> Work instructions: Make an exact copy of the lines, leaving the pictures out.

+--

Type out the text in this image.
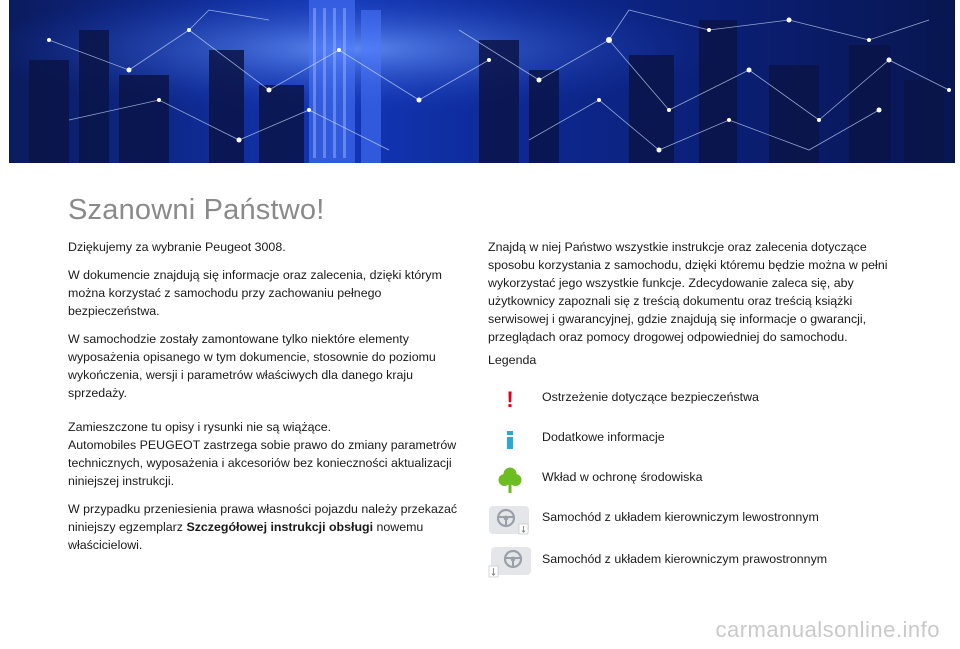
Szanowni Państwo!

Dziękujemy za wybranie Peugeot 3008.

W dokumencie znajdują się informacje oraz zalecenia, dzięki którym można korzystać z samochodu przy zachowaniu pełnego bezpieczeństwa.

W samochodzie zostały zamontowane tylko niektóre elementy wyposażenia opisanego w tym dokumencie, stosownie do poziomu wykończenia, wersji i parametrów właściwych dla danego kraju sprzedaży.

Zamieszczone tu opisy i rysunki nie są wiążące.

Automobiles PEUGEOT zastrzega sobie prawo do zmiany parametrów technicznych, wyposażenia i akcesoriów bez konieczności aktualizacji niniejszej instrukcji.

W przypadku przeniesienia prawa własności pojazdu należy przekazać niniejszy egzemplarz Szczegółowej instrukcji obsługi nowemu właścicielowi.

Znajdą w niej Państwo wszystkie instrukcje oraz zalecenia dotyczące sposobu korzystania z samochodu, dzięki któremu będzie można w pełni wykorzystać jego wszystkie funkcje. Zdecydowanie zaleca się, aby użytkownicy zapoznali się z treścią dokumentu oraz treścią książki serwisowej i gwarancyjnej, gdzie znajdują się informacje o gwarancji, przeglądach oraz pomocy drogowej odpowiedniej do samochodu.

Legenda
! Ostrzeżenie dotyczące bezpieczeństwa
Dodatkowe informacje
Wkład w ochronę środowiska
Samochód z układem kierowniczym lewostronnym
Samochód z układem kierowniczym prawostronnym
carmanualsonline.info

+--

> Solution below:
Type out the text in this image.
Szanowni Państwo!

Dziękujemy za wybranie Peugeot 3008.

W dokumencie znajdują się informacje oraz zalecenia, dzięki którym można korzystać z samochodu przy zachowaniu pełnego bezpieczeństwa.

W samochodzie zostały zamontowane tylko niektóre elementy wyposażenia opisanego w tym dokumencie, stosownie do poziomu wykończenia, wersji i parametrów właściwych dla danego kraju sprzedaży.

Zamieszczone tu opisy i rysunki nie są wiążące.

Automobiles PEUGEOT zastrzega sobie prawo do zmiany parametrów technicznych, wyposażenia i akcesoriów bez konieczności aktualizacji niniejszej instrukcji.

W przypadku przeniesienia prawa własności pojazdu należy przekazać niniejszy egzemplarz Szczegółowej instrukcji obsługi nowemu właścicielowi.

Znajdą w niej Państwo wszystkie instrukcje oraz zalecenia dotyczące sposobu korzystania z samochodu, dzięki któremu będzie można w pełni wykorzystać jego wszystkie funkcje. Zdecydowanie zaleca się, aby użytkownicy zapoznali się z treścią dokumentu oraz treścią książki serwisowej i gwarancyjnej, gdzie znajdują się informacje o gwarancji, przeglądach oraz pomocy drogowej odpowiedniej do samochodu.

Legenda
! Ostrzeżenie dotyczące bezpieczeństwa
Dodatkowe informacje
Wkład w ochronę środowiska
Samochód z układem kierowniczym lewostronnym
Samochód z układem kierowniczym prawostronnym
carmanualsonline.info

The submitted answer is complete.